* Start Exercise input *

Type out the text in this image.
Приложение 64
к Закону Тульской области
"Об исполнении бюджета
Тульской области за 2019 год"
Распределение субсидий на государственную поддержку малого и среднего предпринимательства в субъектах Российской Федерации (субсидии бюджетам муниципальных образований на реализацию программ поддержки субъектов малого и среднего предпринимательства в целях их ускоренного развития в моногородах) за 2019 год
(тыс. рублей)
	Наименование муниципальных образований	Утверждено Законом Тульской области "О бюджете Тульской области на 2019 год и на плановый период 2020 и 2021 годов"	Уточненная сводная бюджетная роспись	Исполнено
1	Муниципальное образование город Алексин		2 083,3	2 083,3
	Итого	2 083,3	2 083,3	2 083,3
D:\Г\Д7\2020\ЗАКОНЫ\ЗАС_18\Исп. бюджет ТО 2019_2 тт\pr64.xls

* End Exercise input *

#### Stated problem
Take the entries above and copy them out exactly.

#### Result of this task
Type out the text in this image.
Приложение 64
к Закону Тульской области
"Об исполнении бюджета
Тульской области за 2019 год"
Распределение субсидий на государственную поддержку малого и среднего предпринимательства в субъектах Российской Федерации (субсидии бюджетам муниципальных образований на реализацию программ поддержки субъектов малого и среднего предпринимательства в целях их ускоренного развития в моногородах) за 2019 год
(тыс. рублей)
	Наименование муниципальных образований	Утверждено Законом Тульской области "О бюджете Тульской области на 2019 год и на плановый период 2020 и 2021 годов"	Уточненная сводная бюджетная роспись	Исполнено
1	Муниципальное образование город Алексин		2 083,3	2 083,3
	Итого	2 083,3	2 083,3	2 083,3
D:\Г\Д7\2020\ЗАКОНЫ\ЗАС_18\Исп. бюджет ТО 2019_2 тт\pr64.xls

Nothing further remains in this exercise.